* Begin *

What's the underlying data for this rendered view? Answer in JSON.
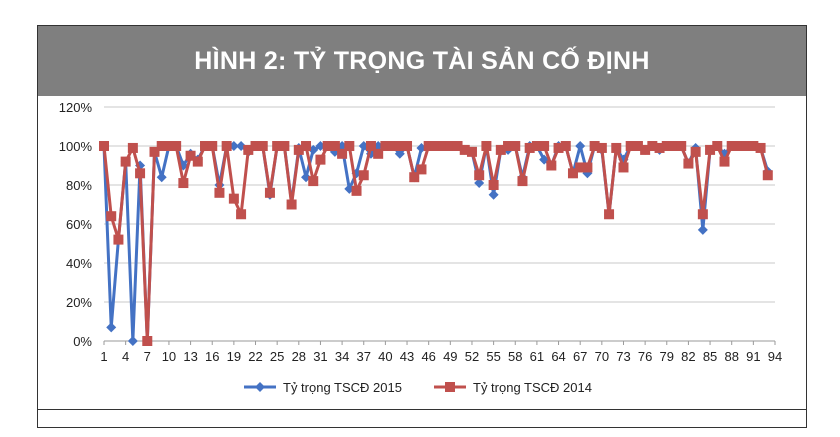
{
  "title": "HÌNH 2: TỶ TRỌNG TÀI SẢN CỐ ĐỊNH",
  "colors": {
    "banner": "#7f7f7f",
    "series_2015": "#4472c4",
    "series_2014": "#c0504d"
  },
  "chart_data": {
    "type": "line",
    "title": "",
    "xlabel": "",
    "ylabel": "",
    "x_ticks": [
      1,
      4,
      7,
      10,
      13,
      16,
      19,
      22,
      25,
      28,
      31,
      34,
      37,
      40,
      43,
      46,
      49,
      52,
      55,
      58,
      61,
      64,
      67,
      70,
      73,
      76,
      79,
      82,
      85,
      88,
      91,
      94
    ],
    "y_ticks": [
      "0%",
      "20%",
      "40%",
      "60%",
      "80%",
      "100%",
      "120%"
    ],
    "ylim": [
      0,
      120
    ],
    "xlim": [
      1,
      94
    ],
    "grid": true,
    "legend": "bottom",
    "series": [
      {
        "name": "Tỷ trọng TSCĐ 2015",
        "marker": "diamond",
        "values": [
          100,
          7,
          52,
          92,
          0,
          90,
          0,
          97,
          84,
          100,
          100,
          90,
          96,
          93,
          100,
          100,
          80,
          100,
          100,
          100,
          97,
          100,
          100,
          75,
          100,
          100,
          71,
          99,
          84,
          98,
          100,
          100,
          97,
          100,
          78,
          86,
          100,
          96,
          100,
          100,
          100,
          96,
          100,
          84,
          99,
          100,
          100,
          100,
          100,
          100,
          98,
          97,
          81,
          100,
          75,
          98,
          98,
          100,
          84,
          100,
          100,
          93,
          90,
          100,
          100,
          86,
          100,
          86,
          100,
          98,
          65,
          99,
          93,
          100,
          100,
          98,
          100,
          98,
          100,
          100,
          100,
          91,
          99,
          57,
          98,
          100,
          96,
          100,
          100,
          100,
          100,
          99,
          87
        ]
      },
      {
        "name": "Tỷ trọng TSCĐ 2014",
        "marker": "square",
        "values": [
          100,
          64,
          52,
          92,
          99,
          86,
          0,
          97,
          100,
          100,
          100,
          81,
          95,
          92,
          100,
          100,
          76,
          100,
          73,
          65,
          98,
          100,
          100,
          76,
          100,
          100,
          70,
          98,
          100,
          82,
          93,
          100,
          100,
          96,
          100,
          77,
          85,
          100,
          96,
          100,
          100,
          100,
          100,
          84,
          88,
          100,
          100,
          100,
          100,
          100,
          98,
          97,
          85,
          100,
          80,
          98,
          100,
          100,
          82,
          99,
          100,
          100,
          90,
          99,
          100,
          86,
          89,
          89,
          100,
          99,
          65,
          99,
          89,
          100,
          100,
          98,
          100,
          99,
          100,
          100,
          100,
          91,
          97,
          65,
          98,
          100,
          92,
          100,
          100,
          100,
          100,
          99,
          85
        ]
      }
    ]
  }
}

* End *

PROBLEM REQUIREMENTS →
Every record above should be transcribed exactly; the pictures stay out of the copy.

TASK RESPONSE →
What's the underlying data for this rendered view? Answer in JSON.
{
  "title": "HÌNH 2: TỶ TRỌNG TÀI SẢN CỐ ĐỊNH",
  "colors": {
    "banner": "#7f7f7f",
    "series_2015": "#4472c4",
    "series_2014": "#c0504d"
  },
  "chart_data": {
    "type": "line",
    "title": "",
    "xlabel": "",
    "ylabel": "",
    "x_ticks": [
      1,
      4,
      7,
      10,
      13,
      16,
      19,
      22,
      25,
      28,
      31,
      34,
      37,
      40,
      43,
      46,
      49,
      52,
      55,
      58,
      61,
      64,
      67,
      70,
      73,
      76,
      79,
      82,
      85,
      88,
      91,
      94
    ],
    "y_ticks": [
      "0%",
      "20%",
      "40%",
      "60%",
      "80%",
      "100%",
      "120%"
    ],
    "ylim": [
      0,
      120
    ],
    "xlim": [
      1,
      94
    ],
    "grid": true,
    "legend": "bottom",
    "series": [
      {
        "name": "Tỷ trọng TSCĐ 2015",
        "marker": "diamond",
        "values": [
          100,
          7,
          52,
          92,
          0,
          90,
          0,
          97,
          84,
          100,
          100,
          90,
          96,
          93,
          100,
          100,
          80,
          100,
          100,
          100,
          97,
          100,
          100,
          75,
          100,
          100,
          71,
          99,
          84,
          98,
          100,
          100,
          97,
          100,
          78,
          86,
          100,
          96,
          100,
          100,
          100,
          96,
          100,
          84,
          99,
          100,
          100,
          100,
          100,
          100,
          98,
          97,
          81,
          100,
          75,
          98,
          98,
          100,
          84,
          100,
          100,
          93,
          90,
          100,
          100,
          86,
          100,
          86,
          100,
          98,
          65,
          99,
          93,
          100,
          100,
          98,
          100,
          98,
          100,
          100,
          100,
          91,
          99,
          57,
          98,
          100,
          96,
          100,
          100,
          100,
          100,
          99,
          87
        ]
      },
      {
        "name": "Tỷ trọng TSCĐ 2014",
        "marker": "square",
        "values": [
          100,
          64,
          52,
          92,
          99,
          86,
          0,
          97,
          100,
          100,
          100,
          81,
          95,
          92,
          100,
          100,
          76,
          100,
          73,
          65,
          98,
          100,
          100,
          76,
          100,
          100,
          70,
          98,
          100,
          82,
          93,
          100,
          100,
          96,
          100,
          77,
          85,
          100,
          96,
          100,
          100,
          100,
          100,
          84,
          88,
          100,
          100,
          100,
          100,
          100,
          98,
          97,
          85,
          100,
          80,
          98,
          100,
          100,
          82,
          99,
          100,
          100,
          90,
          99,
          100,
          86,
          89,
          89,
          100,
          99,
          65,
          99,
          89,
          100,
          100,
          98,
          100,
          99,
          100,
          100,
          100,
          91,
          97,
          65,
          98,
          100,
          92,
          100,
          100,
          100,
          100,
          99,
          85
        ]
      }
    ]
  }
}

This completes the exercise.